## Raw records
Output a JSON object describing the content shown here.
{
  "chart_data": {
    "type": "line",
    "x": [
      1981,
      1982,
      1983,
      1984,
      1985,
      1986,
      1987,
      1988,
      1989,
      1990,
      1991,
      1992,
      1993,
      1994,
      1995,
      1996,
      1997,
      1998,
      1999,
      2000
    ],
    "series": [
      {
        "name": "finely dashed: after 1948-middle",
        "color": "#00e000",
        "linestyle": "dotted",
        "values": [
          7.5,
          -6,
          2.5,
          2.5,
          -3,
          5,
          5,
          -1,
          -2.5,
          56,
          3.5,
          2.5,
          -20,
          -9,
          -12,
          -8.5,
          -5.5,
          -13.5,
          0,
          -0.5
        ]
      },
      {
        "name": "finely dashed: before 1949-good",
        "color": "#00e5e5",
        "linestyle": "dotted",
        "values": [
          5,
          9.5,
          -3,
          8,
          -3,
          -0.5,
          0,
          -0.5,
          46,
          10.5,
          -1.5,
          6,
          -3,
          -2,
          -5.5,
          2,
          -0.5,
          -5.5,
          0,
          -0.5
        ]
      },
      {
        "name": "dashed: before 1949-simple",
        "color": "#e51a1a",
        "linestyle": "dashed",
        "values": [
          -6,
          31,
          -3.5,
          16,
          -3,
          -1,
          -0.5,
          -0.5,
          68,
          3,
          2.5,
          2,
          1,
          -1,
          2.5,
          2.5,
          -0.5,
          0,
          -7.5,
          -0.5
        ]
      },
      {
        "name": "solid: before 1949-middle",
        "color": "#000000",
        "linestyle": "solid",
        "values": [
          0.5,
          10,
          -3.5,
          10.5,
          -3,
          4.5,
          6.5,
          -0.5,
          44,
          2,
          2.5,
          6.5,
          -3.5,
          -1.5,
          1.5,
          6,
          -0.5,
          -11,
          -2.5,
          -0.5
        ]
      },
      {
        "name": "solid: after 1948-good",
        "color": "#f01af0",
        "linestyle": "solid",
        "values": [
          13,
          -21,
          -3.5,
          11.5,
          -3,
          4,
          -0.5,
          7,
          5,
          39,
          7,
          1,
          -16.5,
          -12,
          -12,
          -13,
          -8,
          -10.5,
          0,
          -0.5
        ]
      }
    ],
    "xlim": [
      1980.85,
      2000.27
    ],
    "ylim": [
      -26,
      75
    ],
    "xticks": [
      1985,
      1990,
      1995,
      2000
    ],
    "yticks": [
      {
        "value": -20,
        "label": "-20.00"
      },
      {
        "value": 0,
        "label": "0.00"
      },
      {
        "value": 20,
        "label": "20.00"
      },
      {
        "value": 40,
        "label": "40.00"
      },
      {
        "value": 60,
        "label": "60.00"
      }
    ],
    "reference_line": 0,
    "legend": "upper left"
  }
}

## Problem to solve
Every entry must be quoted exactly as it appears above.

## Task response
Output a JSON object describing the content shown here.
{
  "chart_data": {
    "type": "line",
    "x": [
      1981,
      1982,
      1983,
      1984,
      1985,
      1986,
      1987,
      1988,
      1989,
      1990,
      1991,
      1992,
      1993,
      1994,
      1995,
      1996,
      1997,
      1998,
      1999,
      2000
    ],
    "series": [
      {
        "name": "finely dashed: after 1948-middle",
        "color": "#00e000",
        "linestyle": "dotted",
        "values": [
          7.5,
          -6,
          2.5,
          2.5,
          -3,
          5,
          5,
          -1,
          -2.5,
          56,
          3.5,
          2.5,
          -20,
          -9,
          -12,
          -8.5,
          -5.5,
          -13.5,
          0,
          -0.5
        ]
      },
      {
        "name": "finely dashed: before 1949-good",
        "color": "#00e5e5",
        "linestyle": "dotted",
        "values": [
          5,
          9.5,
          -3,
          8,
          -3,
          -0.5,
          0,
          -0.5,
          46,
          10.5,
          -1.5,
          6,
          -3,
          -2,
          -5.5,
          2,
          -0.5,
          -5.5,
          0,
          -0.5
        ]
      },
      {
        "name": "dashed: before 1949-simple",
        "color": "#e51a1a",
        "linestyle": "dashed",
        "values": [
          -6,
          31,
          -3.5,
          16,
          -3,
          -1,
          -0.5,
          -0.5,
          68,
          3,
          2.5,
          2,
          1,
          -1,
          2.5,
          2.5,
          -0.5,
          0,
          -7.5,
          -0.5
        ]
      },
      {
        "name": "solid: before 1949-middle",
        "color": "#000000",
        "linestyle": "solid",
        "values": [
          0.5,
          10,
          -3.5,
          10.5,
          -3,
          4.5,
          6.5,
          -0.5,
          44,
          2,
          2.5,
          6.5,
          -3.5,
          -1.5,
          1.5,
          6,
          -0.5,
          -11,
          -2.5,
          -0.5
        ]
      },
      {
        "name": "solid: after 1948-good",
        "color": "#f01af0",
        "linestyle": "solid",
        "values": [
          13,
          -21,
          -3.5,
          11.5,
          -3,
          4,
          -0.5,
          7,
          5,
          39,
          7,
          1,
          -16.5,
          -12,
          -12,
          -13,
          -8,
          -10.5,
          0,
          -0.5
        ]
      }
    ],
    "xlim": [
      1980.85,
      2000.27
    ],
    "ylim": [
      -26,
      75
    ],
    "xticks": [
      1985,
      1990,
      1995,
      2000
    ],
    "yticks": [
      {
        "value": -20,
        "label": "-20.00"
      },
      {
        "value": 0,
        "label": "0.00"
      },
      {
        "value": 20,
        "label": "20.00"
      },
      {
        "value": 40,
        "label": "40.00"
      },
      {
        "value": 60,
        "label": "60.00"
      }
    ],
    "reference_line": 0,
    "legend": "upper left"
  }
}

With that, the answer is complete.